-- Aim of the exercise --
State how many lines hold the string "Poly". Give the number and nothing else.

----- Data extract

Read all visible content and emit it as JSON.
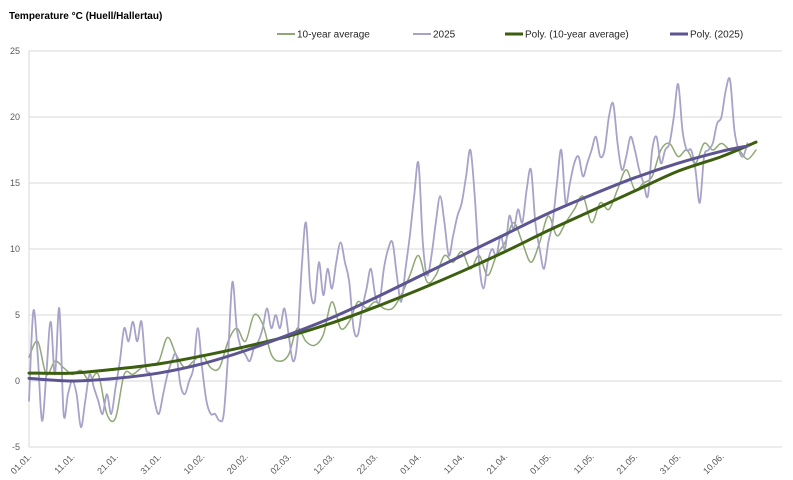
{
  "chart_data": {
    "type": "line",
    "title": "Temperature °C (Huell/Hallertau)",
    "xlabel": "",
    "ylabel": "",
    "ylim": [
      -5,
      25
    ],
    "y_ticks": [
      -5,
      0,
      5,
      10,
      15,
      20,
      25
    ],
    "x_range_days": [
      0,
      174
    ],
    "x_ticks": [
      {
        "day": 0,
        "label": "01.01."
      },
      {
        "day": 10,
        "label": "11.01."
      },
      {
        "day": 20,
        "label": "21.01."
      },
      {
        "day": 30,
        "label": "31.01."
      },
      {
        "day": 40,
        "label": "10.02."
      },
      {
        "day": 50,
        "label": "20.02."
      },
      {
        "day": 60,
        "label": "02.03."
      },
      {
        "day": 70,
        "label": "12.03."
      },
      {
        "day": 80,
        "label": "22.03."
      },
      {
        "day": 90,
        "label": "01.04."
      },
      {
        "day": 100,
        "label": "11.04."
      },
      {
        "day": 110,
        "label": "21.04."
      },
      {
        "day": 120,
        "label": "01.05."
      },
      {
        "day": 130,
        "label": "11.05."
      },
      {
        "day": 140,
        "label": "21.05."
      },
      {
        "day": 150,
        "label": "31.05."
      },
      {
        "day": 160,
        "label": "10.06."
      }
    ],
    "grid": true,
    "legend": "top",
    "series": [
      {
        "name": "10-year average",
        "color": "#8fa876",
        "width": 1.5,
        "kind": "raw",
        "points": [
          [
            0,
            1.8
          ],
          [
            2,
            3.0
          ],
          [
            4,
            0.5
          ],
          [
            6,
            1.5
          ],
          [
            8,
            1.0
          ],
          [
            10,
            0.5
          ],
          [
            12,
            0.8
          ],
          [
            14,
            0.0
          ],
          [
            16,
            0.5
          ],
          [
            18,
            -2.5
          ],
          [
            20,
            -2.8
          ],
          [
            22,
            0.5
          ],
          [
            24,
            0.5
          ],
          [
            26,
            1.0
          ],
          [
            28,
            1.2
          ],
          [
            30,
            1.5
          ],
          [
            32,
            3.3
          ],
          [
            34,
            2.0
          ],
          [
            36,
            1.0
          ],
          [
            38,
            1.5
          ],
          [
            40,
            2.0
          ],
          [
            42,
            1.0
          ],
          [
            44,
            1.0
          ],
          [
            46,
            3.0
          ],
          [
            48,
            4.0
          ],
          [
            50,
            3.0
          ],
          [
            52,
            5.0
          ],
          [
            54,
            4.3
          ],
          [
            56,
            2.0
          ],
          [
            58,
            1.5
          ],
          [
            60,
            2.0
          ],
          [
            62,
            4.0
          ],
          [
            64,
            3.0
          ],
          [
            66,
            2.7
          ],
          [
            68,
            3.5
          ],
          [
            70,
            6.0
          ],
          [
            72,
            4.0
          ],
          [
            74,
            4.5
          ],
          [
            76,
            6.0
          ],
          [
            78,
            5.5
          ],
          [
            80,
            6.0
          ],
          [
            82,
            5.5
          ],
          [
            84,
            5.5
          ],
          [
            86,
            6.5
          ],
          [
            88,
            8.0
          ],
          [
            90,
            9.5
          ],
          [
            92,
            7.5
          ],
          [
            94,
            8.0
          ],
          [
            96,
            9.5
          ],
          [
            98,
            9.0
          ],
          [
            100,
            9.8
          ],
          [
            102,
            8.5
          ],
          [
            104,
            9.5
          ],
          [
            106,
            8.0
          ],
          [
            108,
            9.5
          ],
          [
            110,
            10.5
          ],
          [
            112,
            12.0
          ],
          [
            114,
            10.5
          ],
          [
            116,
            9.0
          ],
          [
            118,
            10.5
          ],
          [
            120,
            12.5
          ],
          [
            122,
            11.0
          ],
          [
            124,
            12.0
          ],
          [
            126,
            13.0
          ],
          [
            128,
            14.0
          ],
          [
            130,
            12.0
          ],
          [
            132,
            13.5
          ],
          [
            134,
            13.0
          ],
          [
            136,
            14.5
          ],
          [
            138,
            16.0
          ],
          [
            140,
            14.5
          ],
          [
            142,
            15.0
          ],
          [
            144,
            15.5
          ],
          [
            146,
            17.5
          ],
          [
            148,
            18.0
          ],
          [
            150,
            17.0
          ],
          [
            152,
            17.5
          ],
          [
            154,
            16.5
          ],
          [
            156,
            18.0
          ],
          [
            158,
            17.5
          ],
          [
            160,
            18.0
          ],
          [
            162,
            17.5
          ],
          [
            164,
            17.5
          ],
          [
            166,
            16.8
          ],
          [
            168,
            17.5
          ]
        ]
      },
      {
        "name": "2025",
        "color": "#a7a2c7",
        "width": 1.8,
        "kind": "raw",
        "points": [
          [
            0,
            -1.5
          ],
          [
            1,
            5.3
          ],
          [
            2,
            2.0
          ],
          [
            3,
            -3.0
          ],
          [
            4,
            0.5
          ],
          [
            5,
            4.5
          ],
          [
            6,
            0.5
          ],
          [
            7,
            5.5
          ],
          [
            8,
            -2.5
          ],
          [
            9,
            -1.0
          ],
          [
            10,
            0.0
          ],
          [
            11,
            -1.0
          ],
          [
            12,
            -3.5
          ],
          [
            13,
            -1.5
          ],
          [
            14,
            0.5
          ],
          [
            15,
            -0.5
          ],
          [
            16,
            -1.5
          ],
          [
            17,
            -2.5
          ],
          [
            18,
            -1.0
          ],
          [
            19,
            -2.5
          ],
          [
            20,
            -0.5
          ],
          [
            21,
            1.5
          ],
          [
            22,
            4.0
          ],
          [
            23,
            3.0
          ],
          [
            24,
            4.5
          ],
          [
            25,
            3.0
          ],
          [
            26,
            4.5
          ],
          [
            27,
            1.0
          ],
          [
            28,
            0.5
          ],
          [
            29,
            -1.5
          ],
          [
            30,
            -2.5
          ],
          [
            31,
            -1.0
          ],
          [
            32,
            0.5
          ],
          [
            33,
            1.5
          ],
          [
            34,
            2.0
          ],
          [
            35,
            -0.3
          ],
          [
            36,
            -1.0
          ],
          [
            37,
            0.0
          ],
          [
            38,
            1.0
          ],
          [
            39,
            4.0
          ],
          [
            40,
            1.0
          ],
          [
            41,
            -1.5
          ],
          [
            42,
            -2.5
          ],
          [
            43,
            -2.5
          ],
          [
            44,
            -3.0
          ],
          [
            45,
            -2.5
          ],
          [
            46,
            2.0
          ],
          [
            47,
            7.5
          ],
          [
            48,
            4.0
          ],
          [
            49,
            2.5
          ],
          [
            50,
            2.0
          ],
          [
            51,
            1.5
          ],
          [
            52,
            2.5
          ],
          [
            53,
            3.0
          ],
          [
            54,
            4.0
          ],
          [
            55,
            5.5
          ],
          [
            56,
            4.0
          ],
          [
            57,
            5.0
          ],
          [
            58,
            4.0
          ],
          [
            59,
            5.5
          ],
          [
            60,
            3.5
          ],
          [
            61,
            1.5
          ],
          [
            62,
            3.0
          ],
          [
            63,
            8.5
          ],
          [
            64,
            12.0
          ],
          [
            65,
            7.0
          ],
          [
            66,
            6.0
          ],
          [
            67,
            9.0
          ],
          [
            68,
            6.5
          ],
          [
            69,
            8.5
          ],
          [
            70,
            7.0
          ],
          [
            71,
            9.0
          ],
          [
            72,
            10.5
          ],
          [
            73,
            9.0
          ],
          [
            74,
            7.5
          ],
          [
            75,
            4.0
          ],
          [
            76,
            3.5
          ],
          [
            77,
            5.5
          ],
          [
            78,
            7.0
          ],
          [
            79,
            8.5
          ],
          [
            80,
            6.5
          ],
          [
            81,
            6.0
          ],
          [
            82,
            8.5
          ],
          [
            83,
            10.0
          ],
          [
            84,
            10.5
          ],
          [
            85,
            8.0
          ],
          [
            86,
            6.0
          ],
          [
            87,
            8.5
          ],
          [
            88,
            11.0
          ],
          [
            89,
            14.0
          ],
          [
            90,
            16.5
          ],
          [
            91,
            10.5
          ],
          [
            92,
            8.0
          ],
          [
            93,
            9.5
          ],
          [
            94,
            12.0
          ],
          [
            95,
            14.0
          ],
          [
            96,
            12.0
          ],
          [
            97,
            9.5
          ],
          [
            98,
            11.0
          ],
          [
            99,
            12.5
          ],
          [
            100,
            13.5
          ],
          [
            101,
            15.5
          ],
          [
            102,
            17.5
          ],
          [
            103,
            14.0
          ],
          [
            104,
            9.0
          ],
          [
            105,
            7.0
          ],
          [
            106,
            9.0
          ],
          [
            107,
            10.0
          ],
          [
            108,
            9.5
          ],
          [
            109,
            11.0
          ],
          [
            110,
            10.0
          ],
          [
            111,
            12.5
          ],
          [
            112,
            11.5
          ],
          [
            113,
            13.0
          ],
          [
            114,
            12.0
          ],
          [
            115,
            14.5
          ],
          [
            116,
            16.0
          ],
          [
            117,
            12.0
          ],
          [
            118,
            10.0
          ],
          [
            119,
            8.5
          ],
          [
            120,
            10.5
          ],
          [
            121,
            12.0
          ],
          [
            122,
            15.0
          ],
          [
            123,
            17.5
          ],
          [
            124,
            13.5
          ],
          [
            125,
            15.0
          ],
          [
            126,
            16.5
          ],
          [
            127,
            17.0
          ],
          [
            128,
            15.5
          ],
          [
            129,
            16.5
          ],
          [
            130,
            17.5
          ],
          [
            131,
            18.5
          ],
          [
            132,
            17.0
          ],
          [
            133,
            17.5
          ],
          [
            134,
            20.0
          ],
          [
            135,
            21.0
          ],
          [
            136,
            18.0
          ],
          [
            137,
            16.0
          ],
          [
            138,
            17.0
          ],
          [
            139,
            18.5
          ],
          [
            140,
            17.5
          ],
          [
            141,
            16.0
          ],
          [
            142,
            15.0
          ],
          [
            143,
            14.0
          ],
          [
            144,
            17.5
          ],
          [
            145,
            18.5
          ],
          [
            146,
            16.5
          ],
          [
            147,
            17.5
          ],
          [
            148,
            18.0
          ],
          [
            149,
            20.0
          ],
          [
            150,
            22.5
          ],
          [
            151,
            19.0
          ],
          [
            152,
            17.5
          ],
          [
            153,
            17.5
          ],
          [
            154,
            16.0
          ],
          [
            155,
            13.5
          ],
          [
            156,
            17.0
          ],
          [
            157,
            17.5
          ],
          [
            158,
            18.0
          ],
          [
            159,
            19.5
          ],
          [
            160,
            20.0
          ],
          [
            161,
            22.0
          ],
          [
            162,
            22.8
          ],
          [
            163,
            19.0
          ],
          [
            164,
            17.5
          ],
          [
            165,
            17.0
          ],
          [
            166,
            18.0
          ]
        ]
      },
      {
        "name": "Poly. (10-year average)",
        "color": "#3b5e0f",
        "width": 3,
        "kind": "trend",
        "points": [
          [
            0,
            0.6
          ],
          [
            10,
            0.6
          ],
          [
            20,
            0.9
          ],
          [
            30,
            1.3
          ],
          [
            40,
            1.9
          ],
          [
            50,
            2.6
          ],
          [
            60,
            3.4
          ],
          [
            70,
            4.4
          ],
          [
            80,
            5.6
          ],
          [
            90,
            6.9
          ],
          [
            100,
            8.3
          ],
          [
            110,
            9.8
          ],
          [
            120,
            11.4
          ],
          [
            130,
            12.9
          ],
          [
            140,
            14.4
          ],
          [
            150,
            15.9
          ],
          [
            160,
            17.0
          ],
          [
            168,
            18.1
          ]
        ]
      },
      {
        "name": "Poly. (2025)",
        "color": "#5c5592",
        "width": 3,
        "kind": "trend",
        "points": [
          [
            0,
            0.2
          ],
          [
            10,
            0.0
          ],
          [
            20,
            0.2
          ],
          [
            30,
            0.6
          ],
          [
            40,
            1.3
          ],
          [
            50,
            2.3
          ],
          [
            60,
            3.5
          ],
          [
            70,
            4.8
          ],
          [
            80,
            6.3
          ],
          [
            90,
            7.9
          ],
          [
            100,
            9.5
          ],
          [
            110,
            11.1
          ],
          [
            120,
            12.7
          ],
          [
            130,
            14.1
          ],
          [
            140,
            15.4
          ],
          [
            150,
            16.5
          ],
          [
            160,
            17.4
          ],
          [
            166,
            17.8
          ]
        ]
      }
    ]
  }
}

----------

-- Complete response --
2